╭─ Material supplied

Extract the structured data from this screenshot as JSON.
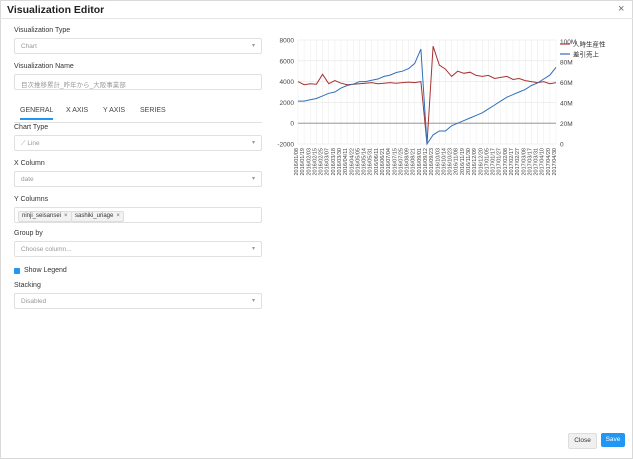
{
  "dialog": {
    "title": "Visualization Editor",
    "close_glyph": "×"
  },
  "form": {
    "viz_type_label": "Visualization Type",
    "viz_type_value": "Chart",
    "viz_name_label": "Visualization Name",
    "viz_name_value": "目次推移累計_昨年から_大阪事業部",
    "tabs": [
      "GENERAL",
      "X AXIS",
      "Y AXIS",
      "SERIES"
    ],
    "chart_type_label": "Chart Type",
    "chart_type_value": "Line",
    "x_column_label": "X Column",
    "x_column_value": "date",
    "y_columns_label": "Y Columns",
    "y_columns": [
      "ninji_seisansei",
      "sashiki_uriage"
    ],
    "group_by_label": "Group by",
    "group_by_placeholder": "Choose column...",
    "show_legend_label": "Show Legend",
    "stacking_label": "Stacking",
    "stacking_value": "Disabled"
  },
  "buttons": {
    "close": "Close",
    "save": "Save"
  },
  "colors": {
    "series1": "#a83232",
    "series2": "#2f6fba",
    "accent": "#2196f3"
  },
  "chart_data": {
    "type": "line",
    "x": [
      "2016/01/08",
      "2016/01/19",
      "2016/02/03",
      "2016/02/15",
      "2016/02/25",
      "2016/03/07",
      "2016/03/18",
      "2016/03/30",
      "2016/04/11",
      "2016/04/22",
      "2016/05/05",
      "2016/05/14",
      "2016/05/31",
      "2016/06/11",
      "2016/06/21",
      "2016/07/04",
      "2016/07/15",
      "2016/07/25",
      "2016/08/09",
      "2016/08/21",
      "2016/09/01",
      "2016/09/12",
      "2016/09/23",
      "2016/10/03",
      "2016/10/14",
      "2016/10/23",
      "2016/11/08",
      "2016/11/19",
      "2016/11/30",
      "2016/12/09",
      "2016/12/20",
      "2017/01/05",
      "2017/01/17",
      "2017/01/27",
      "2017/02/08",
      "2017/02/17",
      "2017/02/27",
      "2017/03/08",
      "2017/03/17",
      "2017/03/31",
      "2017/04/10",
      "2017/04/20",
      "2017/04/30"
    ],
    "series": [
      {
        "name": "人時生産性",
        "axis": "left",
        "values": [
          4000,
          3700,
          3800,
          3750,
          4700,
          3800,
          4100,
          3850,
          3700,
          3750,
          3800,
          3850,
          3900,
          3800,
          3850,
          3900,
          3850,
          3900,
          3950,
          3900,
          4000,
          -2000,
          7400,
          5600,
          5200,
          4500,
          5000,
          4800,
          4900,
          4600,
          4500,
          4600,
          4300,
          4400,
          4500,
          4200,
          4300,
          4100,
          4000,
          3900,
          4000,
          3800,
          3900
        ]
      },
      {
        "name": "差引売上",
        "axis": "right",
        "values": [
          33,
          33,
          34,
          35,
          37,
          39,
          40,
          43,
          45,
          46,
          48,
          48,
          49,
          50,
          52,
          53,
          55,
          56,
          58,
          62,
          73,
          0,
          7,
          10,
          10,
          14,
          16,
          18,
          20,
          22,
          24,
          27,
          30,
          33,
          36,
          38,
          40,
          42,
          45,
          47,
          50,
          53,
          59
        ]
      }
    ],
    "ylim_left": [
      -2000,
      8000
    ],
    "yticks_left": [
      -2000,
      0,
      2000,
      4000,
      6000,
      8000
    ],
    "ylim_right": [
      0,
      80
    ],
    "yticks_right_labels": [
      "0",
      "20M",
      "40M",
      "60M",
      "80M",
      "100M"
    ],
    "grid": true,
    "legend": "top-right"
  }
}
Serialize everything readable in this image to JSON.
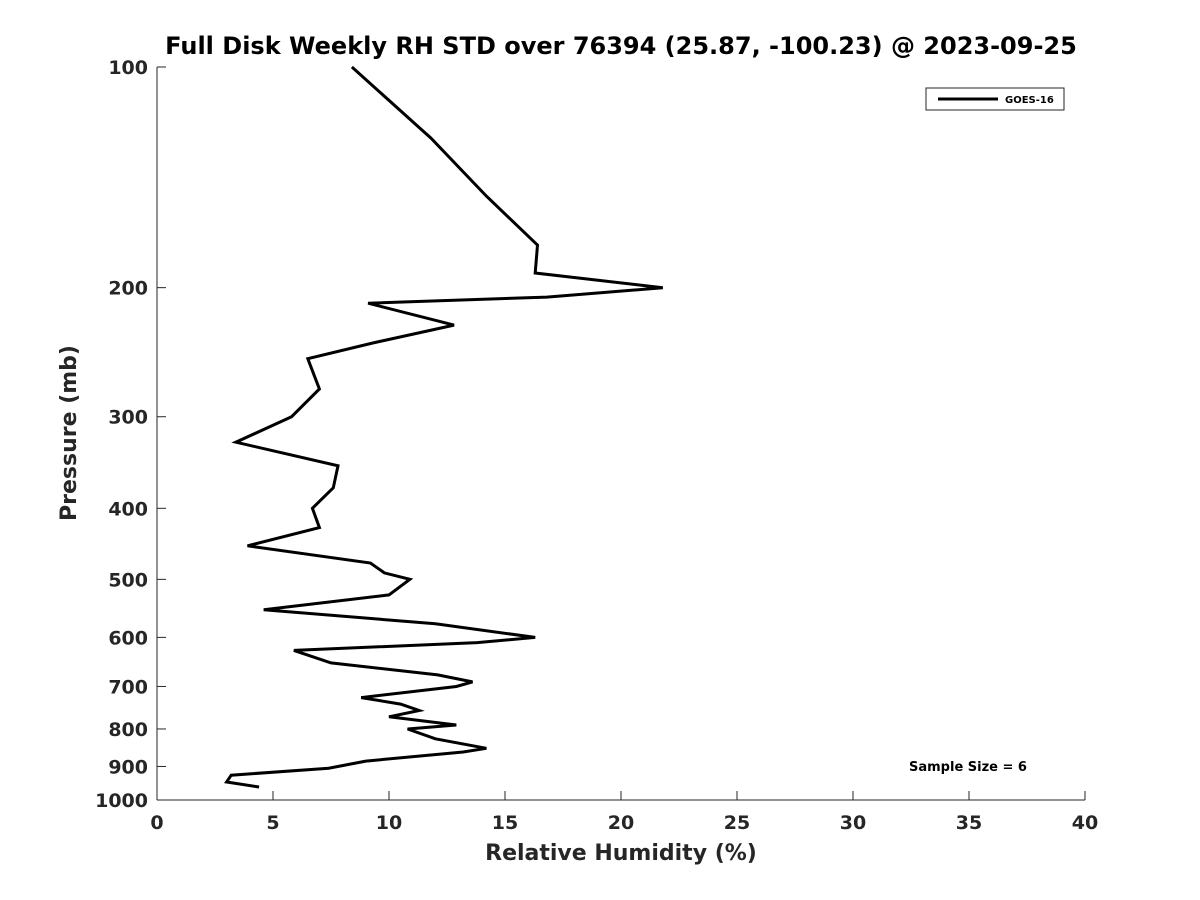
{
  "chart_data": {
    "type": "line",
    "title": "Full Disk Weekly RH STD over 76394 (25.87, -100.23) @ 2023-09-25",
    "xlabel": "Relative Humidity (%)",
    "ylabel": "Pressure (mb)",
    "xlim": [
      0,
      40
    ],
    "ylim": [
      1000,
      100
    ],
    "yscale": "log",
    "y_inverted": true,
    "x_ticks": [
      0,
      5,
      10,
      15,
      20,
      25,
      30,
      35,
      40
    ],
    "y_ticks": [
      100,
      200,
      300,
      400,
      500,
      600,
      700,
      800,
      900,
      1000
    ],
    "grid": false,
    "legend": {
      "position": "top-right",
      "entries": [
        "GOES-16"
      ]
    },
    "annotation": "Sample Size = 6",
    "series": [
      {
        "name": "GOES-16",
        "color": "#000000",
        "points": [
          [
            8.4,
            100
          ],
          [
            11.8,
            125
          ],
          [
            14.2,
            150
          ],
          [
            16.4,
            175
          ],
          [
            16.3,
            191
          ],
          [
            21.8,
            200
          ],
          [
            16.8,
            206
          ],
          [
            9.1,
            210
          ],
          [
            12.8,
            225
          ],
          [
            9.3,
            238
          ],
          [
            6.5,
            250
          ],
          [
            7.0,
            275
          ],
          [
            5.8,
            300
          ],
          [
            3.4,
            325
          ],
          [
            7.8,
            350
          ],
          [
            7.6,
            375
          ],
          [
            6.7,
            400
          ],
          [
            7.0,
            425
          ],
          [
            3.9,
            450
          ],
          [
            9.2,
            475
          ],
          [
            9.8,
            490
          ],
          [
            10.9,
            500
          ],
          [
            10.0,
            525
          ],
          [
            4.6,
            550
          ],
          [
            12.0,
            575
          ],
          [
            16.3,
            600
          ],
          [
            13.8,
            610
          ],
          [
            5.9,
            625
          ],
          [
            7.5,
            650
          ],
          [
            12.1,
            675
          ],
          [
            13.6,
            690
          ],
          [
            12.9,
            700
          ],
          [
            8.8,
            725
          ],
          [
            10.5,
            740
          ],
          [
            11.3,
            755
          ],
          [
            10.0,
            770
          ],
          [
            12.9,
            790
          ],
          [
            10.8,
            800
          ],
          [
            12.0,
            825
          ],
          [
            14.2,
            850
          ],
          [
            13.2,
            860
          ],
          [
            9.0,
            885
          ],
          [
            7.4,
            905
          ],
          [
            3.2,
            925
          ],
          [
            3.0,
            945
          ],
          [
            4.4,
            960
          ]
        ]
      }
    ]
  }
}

╰─

Exercise >>
Search the lines above for the string "this" and copy each line that has it.

Correct output >>
Extract the structured data from this screenshot as JSON.
Serialize everything readable in this image to JSON.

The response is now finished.